> _Exercise description_:
Without the pictures, reproduce the records that follow exactly.

..............................

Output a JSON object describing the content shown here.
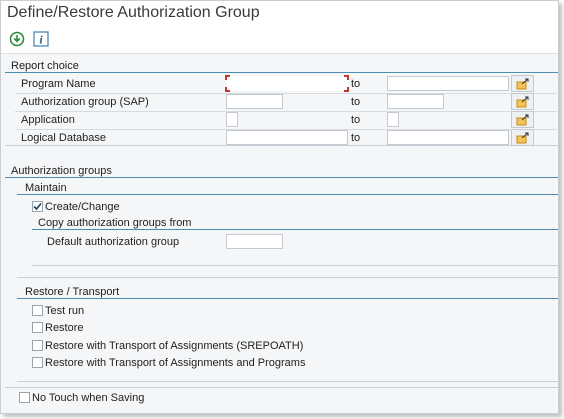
{
  "window": {
    "title": "Define/Restore Authorization Group"
  },
  "toolbar": {
    "execute_icon": "execute-icon",
    "info_icon": "info-icon"
  },
  "report_choice": {
    "title": "Report choice",
    "to_label": "to",
    "rows": [
      {
        "label": "Program Name",
        "from_value": "",
        "to_value": ""
      },
      {
        "label": "Authorization group (SAP)",
        "from_value": "",
        "to_value": ""
      },
      {
        "label": "Application",
        "from_value": "",
        "to_value": ""
      },
      {
        "label": "Logical Database",
        "from_value": "",
        "to_value": ""
      }
    ]
  },
  "authorization_groups": {
    "title": "Authorization groups",
    "maintain": {
      "title": "Maintain",
      "create_change": {
        "label": "Create/Change",
        "checked": true
      },
      "copy_title": "Copy authorization groups from",
      "default_group": {
        "label": "Default authorization group",
        "value": ""
      }
    },
    "restore_transport": {
      "title": "Restore / Transport",
      "options": [
        {
          "label": "Test run",
          "checked": false
        },
        {
          "label": "Restore",
          "checked": false
        },
        {
          "label": "Restore with Transport of Assignments (SREPOATH)",
          "checked": false
        },
        {
          "label": "Restore with Transport of Assignments and Programs",
          "checked": false
        }
      ]
    }
  },
  "no_touch": {
    "label": "No Touch when Saving",
    "checked": false
  },
  "colors": {
    "section_line": "#4f8cb3",
    "focus": "#c0392b",
    "multi_icon": "#e6a23c"
  }
}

..............................

> _Right answer_:
Output a JSON object describing the content shown here.
{
  "window": {
    "title": "Define/Restore Authorization Group"
  },
  "toolbar": {
    "execute_icon": "execute-icon",
    "info_icon": "info-icon"
  },
  "report_choice": {
    "title": "Report choice",
    "to_label": "to",
    "rows": [
      {
        "label": "Program Name",
        "from_value": "",
        "to_value": ""
      },
      {
        "label": "Authorization group (SAP)",
        "from_value": "",
        "to_value": ""
      },
      {
        "label": "Application",
        "from_value": "",
        "to_value": ""
      },
      {
        "label": "Logical Database",
        "from_value": "",
        "to_value": ""
      }
    ]
  },
  "authorization_groups": {
    "title": "Authorization groups",
    "maintain": {
      "title": "Maintain",
      "create_change": {
        "label": "Create/Change",
        "checked": true
      },
      "copy_title": "Copy authorization groups from",
      "default_group": {
        "label": "Default authorization group",
        "value": ""
      }
    },
    "restore_transport": {
      "title": "Restore / Transport",
      "options": [
        {
          "label": "Test run",
          "checked": false
        },
        {
          "label": "Restore",
          "checked": false
        },
        {
          "label": "Restore with Transport of Assignments (SREPOATH)",
          "checked": false
        },
        {
          "label": "Restore with Transport of Assignments and Programs",
          "checked": false
        }
      ]
    }
  },
  "no_touch": {
    "label": "No Touch when Saving",
    "checked": false
  },
  "colors": {
    "section_line": "#4f8cb3",
    "focus": "#c0392b",
    "multi_icon": "#e6a23c"
  }
}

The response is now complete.